- **Exercise prompt**
Lay out each of the rows below as a JSON list of strings, with one string per line and blank lines left out.
----
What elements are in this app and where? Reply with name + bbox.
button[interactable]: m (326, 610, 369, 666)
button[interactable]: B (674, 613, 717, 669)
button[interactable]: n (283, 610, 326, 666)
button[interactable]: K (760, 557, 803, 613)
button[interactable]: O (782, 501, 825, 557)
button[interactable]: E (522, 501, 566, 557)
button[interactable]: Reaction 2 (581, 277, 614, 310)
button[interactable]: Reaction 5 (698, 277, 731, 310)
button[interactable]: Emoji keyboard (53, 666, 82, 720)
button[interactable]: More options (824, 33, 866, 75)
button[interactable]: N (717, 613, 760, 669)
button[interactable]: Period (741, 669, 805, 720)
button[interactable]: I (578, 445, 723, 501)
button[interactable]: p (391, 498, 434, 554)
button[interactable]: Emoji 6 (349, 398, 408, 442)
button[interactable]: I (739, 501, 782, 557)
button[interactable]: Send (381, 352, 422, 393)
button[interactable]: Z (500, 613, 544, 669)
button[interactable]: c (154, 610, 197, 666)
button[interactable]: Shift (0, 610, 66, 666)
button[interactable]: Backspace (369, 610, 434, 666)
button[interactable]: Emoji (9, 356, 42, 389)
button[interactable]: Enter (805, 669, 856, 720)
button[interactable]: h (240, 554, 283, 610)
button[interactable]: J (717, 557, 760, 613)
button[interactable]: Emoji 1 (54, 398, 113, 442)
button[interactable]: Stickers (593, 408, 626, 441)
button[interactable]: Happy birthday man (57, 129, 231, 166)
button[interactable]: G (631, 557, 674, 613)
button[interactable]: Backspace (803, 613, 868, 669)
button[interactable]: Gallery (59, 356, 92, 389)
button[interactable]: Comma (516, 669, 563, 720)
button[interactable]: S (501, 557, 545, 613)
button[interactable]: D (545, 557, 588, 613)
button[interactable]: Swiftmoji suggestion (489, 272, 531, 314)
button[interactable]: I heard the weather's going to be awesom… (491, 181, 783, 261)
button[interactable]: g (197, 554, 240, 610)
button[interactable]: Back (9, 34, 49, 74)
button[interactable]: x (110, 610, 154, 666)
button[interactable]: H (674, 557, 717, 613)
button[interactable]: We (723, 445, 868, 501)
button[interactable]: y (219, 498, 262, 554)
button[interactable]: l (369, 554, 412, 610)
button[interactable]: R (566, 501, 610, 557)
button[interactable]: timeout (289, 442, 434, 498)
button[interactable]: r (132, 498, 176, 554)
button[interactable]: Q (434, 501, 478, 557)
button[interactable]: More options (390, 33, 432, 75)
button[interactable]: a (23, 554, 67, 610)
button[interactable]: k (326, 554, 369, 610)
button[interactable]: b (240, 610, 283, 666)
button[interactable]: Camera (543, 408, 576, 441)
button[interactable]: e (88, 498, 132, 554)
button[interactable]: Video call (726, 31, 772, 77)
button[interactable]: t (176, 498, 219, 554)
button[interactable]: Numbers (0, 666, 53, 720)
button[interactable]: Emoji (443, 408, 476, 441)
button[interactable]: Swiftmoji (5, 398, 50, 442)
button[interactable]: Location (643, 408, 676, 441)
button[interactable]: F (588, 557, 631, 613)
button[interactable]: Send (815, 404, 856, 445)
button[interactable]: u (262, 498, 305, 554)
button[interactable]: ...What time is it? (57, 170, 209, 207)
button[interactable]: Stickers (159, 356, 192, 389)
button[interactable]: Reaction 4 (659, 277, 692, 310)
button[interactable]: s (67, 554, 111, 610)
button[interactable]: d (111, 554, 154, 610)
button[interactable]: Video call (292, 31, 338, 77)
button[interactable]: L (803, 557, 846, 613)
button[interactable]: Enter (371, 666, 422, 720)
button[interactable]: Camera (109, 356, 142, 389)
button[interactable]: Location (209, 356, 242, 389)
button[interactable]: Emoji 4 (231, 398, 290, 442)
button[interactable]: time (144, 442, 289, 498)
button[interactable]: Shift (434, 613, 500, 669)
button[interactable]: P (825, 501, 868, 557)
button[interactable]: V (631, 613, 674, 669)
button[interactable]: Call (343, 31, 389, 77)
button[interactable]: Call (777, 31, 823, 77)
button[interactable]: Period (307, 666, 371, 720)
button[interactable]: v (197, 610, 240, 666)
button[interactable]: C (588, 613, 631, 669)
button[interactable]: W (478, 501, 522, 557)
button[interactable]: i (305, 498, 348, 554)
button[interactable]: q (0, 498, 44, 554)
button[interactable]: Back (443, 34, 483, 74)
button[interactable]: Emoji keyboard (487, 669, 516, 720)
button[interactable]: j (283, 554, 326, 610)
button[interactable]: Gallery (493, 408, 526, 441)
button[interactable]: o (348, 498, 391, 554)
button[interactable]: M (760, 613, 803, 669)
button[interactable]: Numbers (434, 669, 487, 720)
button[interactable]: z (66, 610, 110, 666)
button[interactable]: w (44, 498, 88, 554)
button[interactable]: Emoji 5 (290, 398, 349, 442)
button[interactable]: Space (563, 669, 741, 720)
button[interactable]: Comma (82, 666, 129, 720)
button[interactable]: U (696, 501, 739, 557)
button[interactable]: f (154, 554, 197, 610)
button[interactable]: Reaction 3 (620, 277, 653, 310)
----
- **Full response**
[
  "What elements are in this app and where? Reply with name + bbox.",
  "button[interactable]: m (326, 610, 369, 666)",
  "button[interactable]: B (674, 613, 717, 669)",
  "button[interactable]: n (283, 610, 326, 666)",
  "button[interactable]: K (760, 557, 803, 613)",
  "button[interactable]: O (782, 501, 825, 557)",
  "button[interactable]: E (522, 501, 566, 557)",
  "button[interactable]: Reaction 2 (581, 277, 614, 310)",
  "button[interactable]: Reaction 5 (698, 277, 731, 310)",
  "button[interactable]: Emoji keyboard (53, 666, 82, 720)",
  "button[interactable]: More options (824, 33, 866, 75)",
  "button[interactable]: N (717, 613, 760, 669)",
  "button[interactable]: Period (741, 669, 805, 720)",
  "button[interactable]: I (578, 445, 723, 501)",
  "button[interactable]: p (391, 498, 434, 554)",
  "button[interactable]: Emoji 6 (349, 398, 408, 442)",
  "button[interactable]: I (739, 501, 782, 557)",
  "button[interactable]: Send (381, 352, 422, 393)",
  "button[interactable]: Z (500, 613, 544, 669)",
  "button[interactable]: c (154, 610, 197, 666)",
  "button[interactable]: Shift (0, 610, 66, 666)",
  "button[interactable]: Backspace (369, 610, 434, 666)",
  "button[interactable]: Emoji (9, 356, 42, 389)",
  "button[interactable]: Enter (805, 669, 856, 720)",
  "button[interactable]: h (240, 554, 283, 610)",
  "button[interactable]: J (717, 557, 760, 613)",
  "button[interactable]: Emoji 1 (54, 398, 113, 442)",
  "button[interactable]: Stickers (593, 408, 626, 441)",
  "button[interactable]: Happy birthday man (57, 129, 231, 166)",
  "button[interactable]: G (631, 557, 674, 613)",
  "button[interactable]: Backspace (803, 613, 868, 669)",
  "button[interactable]: Gallery (59, 356, 92, 389)",
  "button[interactable]: Comma (516, 669, 563, 720)",
  "button[interactable]: S (501, 557, 545, 613)",
  "button[interactable]: D (545, 557, 588, 613)",
  "button[interactable]: Swiftmoji suggestion (489, 272, 531, 314)",
  "button[interactable]: I heard the weather's going to be awesom… (491, 181, 783, 261)",
  "button[interactable]: g (197, 554, 240, 610)",
  "button[interactable]: Back (9, 34, 49, 74)",
  "button[interactable]: x (110, 610, 154, 666)",
  "button[interactable]: H (674, 557, 717, 613)",
  "button[interactable]: We (723, 445, 868, 501)",
  "button[interactable]: y (219, 498, 262, 554)",
  "button[interactable]: l (369, 554, 412, 610)",
  "button[interactable]: R (566, 501, 610, 557)",
  "button[interactable]: timeout (289, 442, 434, 498)",
  "button[interactable]: r (132, 498, 176, 554)",
  "button[interactable]: Q (434, 501, 478, 557)",
  "button[interactable]: More options (390, 33, 432, 75)",
  "button[interactable]: a (23, 554, 67, 610)",
  "button[interactable]: k (326, 554, 369, 610)",
  "button[interactable]: b (240, 610, 283, 666)",
  "button[interactable]: Camera (543, 408, 576, 441)",
  "button[interactable]: e (88, 498, 132, 554)",
  "button[interactable]: Video call (726, 31, 772, 77)",
  "button[interactable]: t (176, 498, 219, 554)",
  "button[interactable]: Numbers (0, 666, 53, 720)",
  "button[interactable]: Emoji (443, 408, 476, 441)",
  "button[interactable]: Swiftmoji (5, 398, 50, 442)",
  "button[interactable]: Location (643, 408, 676, 441)",
  "button[interactable]: F (588, 557, 631, 613)",
  "button[interactable]: Send (815, 404, 856, 445)",
  "button[interactable]: u (262, 498, 305, 554)",
  "button[interactable]: ...What time is it? (57, 170, 209, 207)",
  "button[interactable]: Stickers (159, 356, 192, 389)",
  "button[interactable]: Reaction 4 (659, 277, 692, 310)",
  "button[interactable]: s (67, 554, 111, 610)",
  "button[interactable]: d (111, 554, 154, 610)",
  "button[interactable]: Video call (292, 31, 338, 77)",
  "button[interactable]: L (803, 557, 846, 613)",
  "button[interactable]: Enter (371, 666, 422, 720)",
  "button[interactable]: Camera (109, 356, 142, 389)",
  "button[interactable]: Location (209, 356, 242, 389)",
  "button[interactable]: Emoji 4 (231, 398, 290, 442)",
  "button[interactable]: time (144, 442, 289, 498)",
  "button[interactable]: Shift (434, 613, 500, 669)",
  "button[interactable]: P (825, 501, 868, 557)",
  "button[interactable]: V (631, 613, 674, 669)",
  "button[interactable]: Call (343, 31, 389, 77)",
  "button[interactable]: Call (777, 31, 823, 77)",
  "button[interactable]: Period (307, 666, 371, 720)",
  "button[interactable]: v (197, 610, 240, 666)",
  "button[interactable]: C (588, 613, 631, 669)",
  "button[interactable]: W (478, 501, 522, 557)",
  "button[interactable]: i (305, 498, 348, 554)",
  "button[interactable]: q (0, 498, 44, 554)",
  "button[interactable]: Back (443, 34, 483, 74)",
  "button[interactable]: Emoji keyboard (487, 669, 516, 720)",
  "button[interactable]: j (283, 554, 326, 610)",
  "button[interactable]: Gallery (493, 408, 526, 441)",
  "button[interactable]: o (348, 498, 391, 554)",
  "button[interactable]: M (760, 613, 803, 669)",
  "button[interactable]: Numbers (434, 669, 487, 720)",
  "button[interactable]: z (66, 610, 110, 666)",
  "button[interactable]: w (44, 498, 88, 554)",
  "button[interactable]: Emoji 5 (290, 398, 349, 442)",
  "button[interactable]: Space (563, 669, 741, 720)",
  "button[interactable]: Comma (82, 666, 129, 720)",
  "button[interactable]: U (696, 501, 739, 557)",
  "button[interactable]: f (154, 554, 197, 610)",
  "button[interactable]: Reaction 3 (620, 277, 653, 310)"
]